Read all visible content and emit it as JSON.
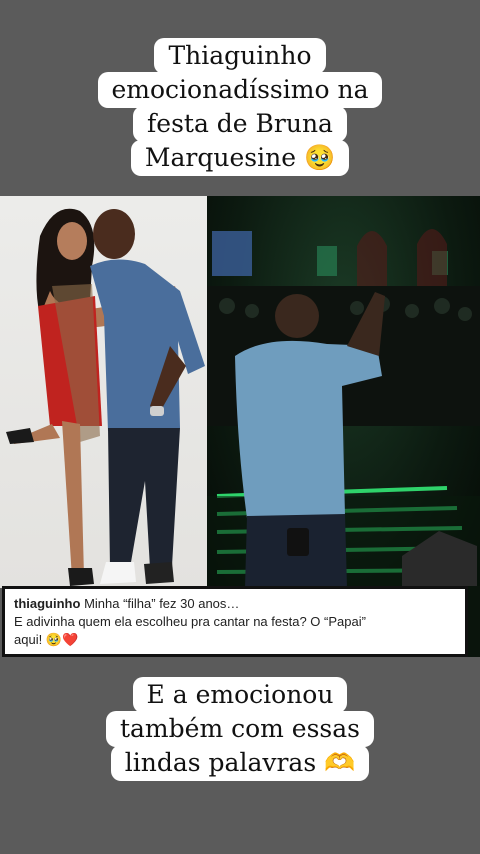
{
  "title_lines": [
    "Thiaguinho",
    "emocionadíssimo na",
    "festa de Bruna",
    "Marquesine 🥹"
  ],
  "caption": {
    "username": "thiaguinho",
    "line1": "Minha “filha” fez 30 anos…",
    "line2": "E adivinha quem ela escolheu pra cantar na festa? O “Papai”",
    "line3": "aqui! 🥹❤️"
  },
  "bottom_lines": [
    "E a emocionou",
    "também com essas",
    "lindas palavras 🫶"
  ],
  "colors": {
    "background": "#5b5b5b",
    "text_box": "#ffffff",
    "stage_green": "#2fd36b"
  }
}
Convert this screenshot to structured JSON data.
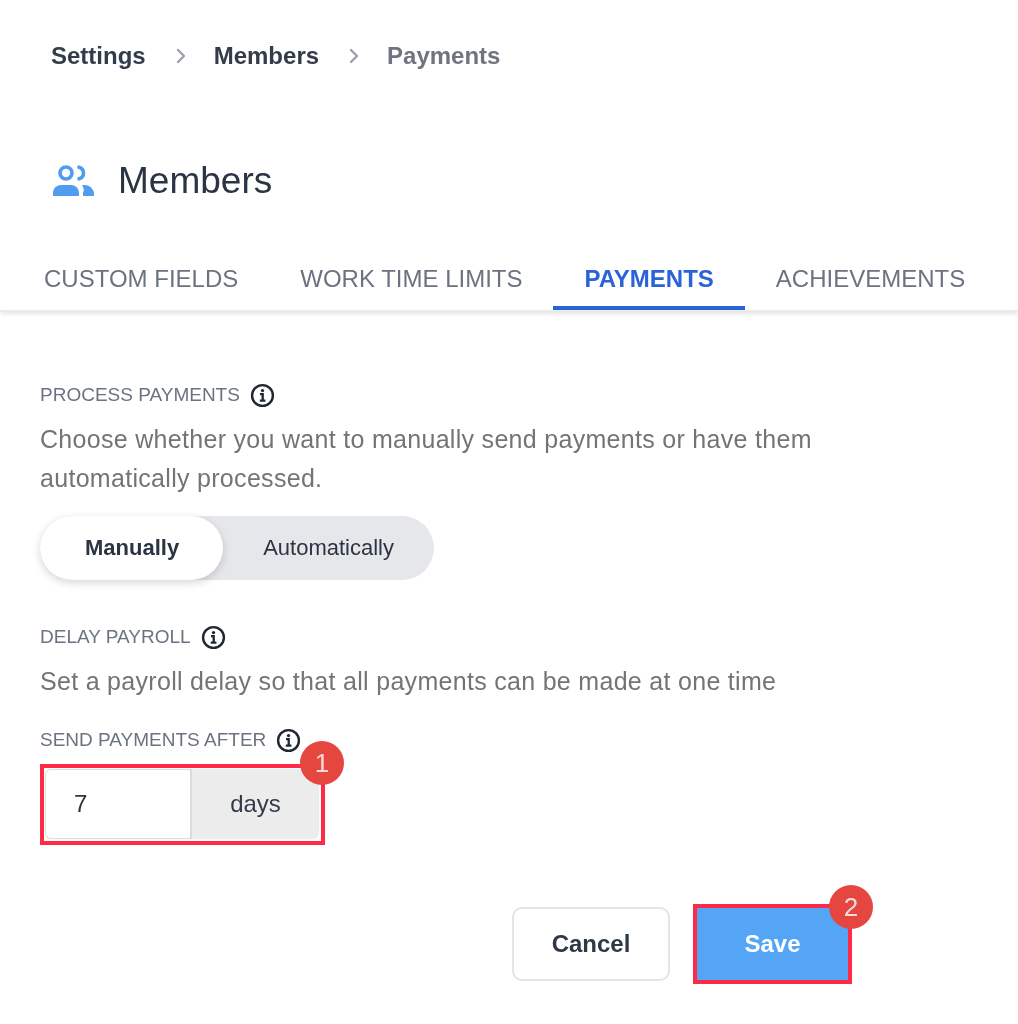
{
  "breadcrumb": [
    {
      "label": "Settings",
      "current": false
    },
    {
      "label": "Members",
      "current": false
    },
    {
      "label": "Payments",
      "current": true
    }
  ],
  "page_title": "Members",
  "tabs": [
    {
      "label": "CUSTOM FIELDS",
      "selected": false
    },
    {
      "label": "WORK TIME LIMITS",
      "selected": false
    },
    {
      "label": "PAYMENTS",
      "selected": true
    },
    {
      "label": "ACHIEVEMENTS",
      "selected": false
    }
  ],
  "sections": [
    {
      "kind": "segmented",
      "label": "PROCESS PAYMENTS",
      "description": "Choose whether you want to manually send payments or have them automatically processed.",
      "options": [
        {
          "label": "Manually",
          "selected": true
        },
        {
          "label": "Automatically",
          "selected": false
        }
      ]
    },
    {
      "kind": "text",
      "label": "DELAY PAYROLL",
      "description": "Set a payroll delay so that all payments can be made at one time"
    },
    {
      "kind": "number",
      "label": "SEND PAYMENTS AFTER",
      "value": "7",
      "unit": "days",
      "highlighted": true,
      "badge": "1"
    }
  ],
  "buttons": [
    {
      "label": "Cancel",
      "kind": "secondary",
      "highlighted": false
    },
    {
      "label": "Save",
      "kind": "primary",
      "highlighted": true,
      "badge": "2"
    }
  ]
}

EXERCISE GOAL: Quote every entry exactly, with the pictures omitted.

TASK RESPONSE:
Read all visible content and emit it as JSON.
{
  "title_lines": [
    "Thiaguinho",
    "emocionadíssimo na",
    "festa de Bruna",
    "Marquesine 🥹"
  ],
  "caption": {
    "username": "thiaguinho",
    "line1": "Minha “filha” fez 30 anos…",
    "line2": "E adivinha quem ela escolheu pra cantar na festa? O “Papai”",
    "line3": "aqui! 🥹❤️"
  },
  "bottom_lines": [
    "E a emocionou",
    "também com essas",
    "lindas palavras 🫶"
  ],
  "colors": {
    "background": "#5b5b5b",
    "text_box": "#ffffff",
    "stage_green": "#2fd36b"
  }
}
Convert this screenshot to structured JSON data.
{
  "breadcrumb": [
    {
      "label": "Settings",
      "current": false
    },
    {
      "label": "Members",
      "current": false
    },
    {
      "label": "Payments",
      "current": true
    }
  ],
  "page_title": "Members",
  "tabs": [
    {
      "label": "CUSTOM FIELDS",
      "selected": false
    },
    {
      "label": "WORK TIME LIMITS",
      "selected": false
    },
    {
      "label": "PAYMENTS",
      "selected": true
    },
    {
      "label": "ACHIEVEMENTS",
      "selected": false
    }
  ],
  "sections": [
    {
      "kind": "segmented",
      "label": "PROCESS PAYMENTS",
      "description": "Choose whether you want to manually send payments or have them automatically processed.",
      "options": [
        {
          "label": "Manually",
          "selected": true
        },
        {
          "label": "Automatically",
          "selected": false
        }
      ]
    },
    {
      "kind": "text",
      "label": "DELAY PAYROLL",
      "description": "Set a payroll delay so that all payments can be made at one time"
    },
    {
      "kind": "number",
      "label": "SEND PAYMENTS AFTER",
      "value": "7",
      "unit": "days",
      "highlighted": true,
      "badge": "1"
    }
  ],
  "buttons": [
    {
      "label": "Cancel",
      "kind": "secondary",
      "highlighted": false
    },
    {
      "label": "Save",
      "kind": "primary",
      "highlighted": true,
      "badge": "2"
    }
  ]
}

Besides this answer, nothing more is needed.